• **RECORD EXTRACTS**
- - -

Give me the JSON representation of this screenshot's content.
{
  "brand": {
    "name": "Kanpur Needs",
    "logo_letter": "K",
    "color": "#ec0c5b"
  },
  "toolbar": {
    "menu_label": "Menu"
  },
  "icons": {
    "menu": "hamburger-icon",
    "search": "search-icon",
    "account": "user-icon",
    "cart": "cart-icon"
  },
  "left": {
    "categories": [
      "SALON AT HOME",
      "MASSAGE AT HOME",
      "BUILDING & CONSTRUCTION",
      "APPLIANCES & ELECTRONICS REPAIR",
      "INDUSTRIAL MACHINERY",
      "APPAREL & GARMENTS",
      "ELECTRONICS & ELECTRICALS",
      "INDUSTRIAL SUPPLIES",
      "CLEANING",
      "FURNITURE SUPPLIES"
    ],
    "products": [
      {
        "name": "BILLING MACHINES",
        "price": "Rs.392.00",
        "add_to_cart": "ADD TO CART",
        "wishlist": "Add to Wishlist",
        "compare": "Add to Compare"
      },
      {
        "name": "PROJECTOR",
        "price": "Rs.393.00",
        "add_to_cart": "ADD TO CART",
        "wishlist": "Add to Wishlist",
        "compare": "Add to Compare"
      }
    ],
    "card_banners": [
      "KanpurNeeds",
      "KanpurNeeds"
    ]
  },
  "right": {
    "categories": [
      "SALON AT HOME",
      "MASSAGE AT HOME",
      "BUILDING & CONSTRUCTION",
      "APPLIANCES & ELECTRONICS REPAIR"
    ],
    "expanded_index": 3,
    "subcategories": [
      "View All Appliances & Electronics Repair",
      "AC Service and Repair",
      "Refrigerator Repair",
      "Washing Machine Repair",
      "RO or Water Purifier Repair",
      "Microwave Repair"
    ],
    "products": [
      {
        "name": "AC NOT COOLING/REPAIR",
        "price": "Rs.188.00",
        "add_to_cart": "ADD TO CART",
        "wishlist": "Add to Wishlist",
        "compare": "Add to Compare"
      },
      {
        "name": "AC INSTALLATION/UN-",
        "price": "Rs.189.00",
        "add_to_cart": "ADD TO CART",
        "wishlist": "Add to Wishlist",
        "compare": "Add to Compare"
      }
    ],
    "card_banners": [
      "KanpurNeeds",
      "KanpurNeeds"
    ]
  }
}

- - -

Extract the entries above verbatim.

Give me the JSON representation of this screenshot's content.
{
  "brand": {
    "name": "Kanpur Needs",
    "logo_letter": "K",
    "color": "#ec0c5b"
  },
  "toolbar": {
    "menu_label": "Menu"
  },
  "icons": {
    "menu": "hamburger-icon",
    "search": "search-icon",
    "account": "user-icon",
    "cart": "cart-icon"
  },
  "left": {
    "categories": [
      "SALON AT HOME",
      "MASSAGE AT HOME",
      "BUILDING & CONSTRUCTION",
      "APPLIANCES & ELECTRONICS REPAIR",
      "INDUSTRIAL MACHINERY",
      "APPAREL & GARMENTS",
      "ELECTRONICS & ELECTRICALS",
      "INDUSTRIAL SUPPLIES",
      "CLEANING",
      "FURNITURE SUPPLIES"
    ],
    "products": [
      {
        "name": "BILLING MACHINES",
        "price": "Rs.392.00",
        "add_to_cart": "ADD TO CART",
        "wishlist": "Add to Wishlist",
        "compare": "Add to Compare"
      },
      {
        "name": "PROJECTOR",
        "price": "Rs.393.00",
        "add_to_cart": "ADD TO CART",
        "wishlist": "Add to Wishlist",
        "compare": "Add to Compare"
      }
    ],
    "card_banners": [
      "KanpurNeeds",
      "KanpurNeeds"
    ]
  },
  "right": {
    "categories": [
      "SALON AT HOME",
      "MASSAGE AT HOME",
      "BUILDING & CONSTRUCTION",
      "APPLIANCES & ELECTRONICS REPAIR"
    ],
    "expanded_index": 3,
    "subcategories": [
      "View All Appliances & Electronics Repair",
      "AC Service and Repair",
      "Refrigerator Repair",
      "Washing Machine Repair",
      "RO or Water Purifier Repair",
      "Microwave Repair"
    ],
    "products": [
      {
        "name": "AC NOT COOLING/REPAIR",
        "price": "Rs.188.00",
        "add_to_cart": "ADD TO CART",
        "wishlist": "Add to Wishlist",
        "compare": "Add to Compare"
      },
      {
        "name": "AC INSTALLATION/UN-",
        "price": "Rs.189.00",
        "add_to_cart": "ADD TO CART",
        "wishlist": "Add to Wishlist",
        "compare": "Add to Compare"
      }
    ],
    "card_banners": [
      "KanpurNeeds",
      "KanpurNeeds"
    ]
  }
}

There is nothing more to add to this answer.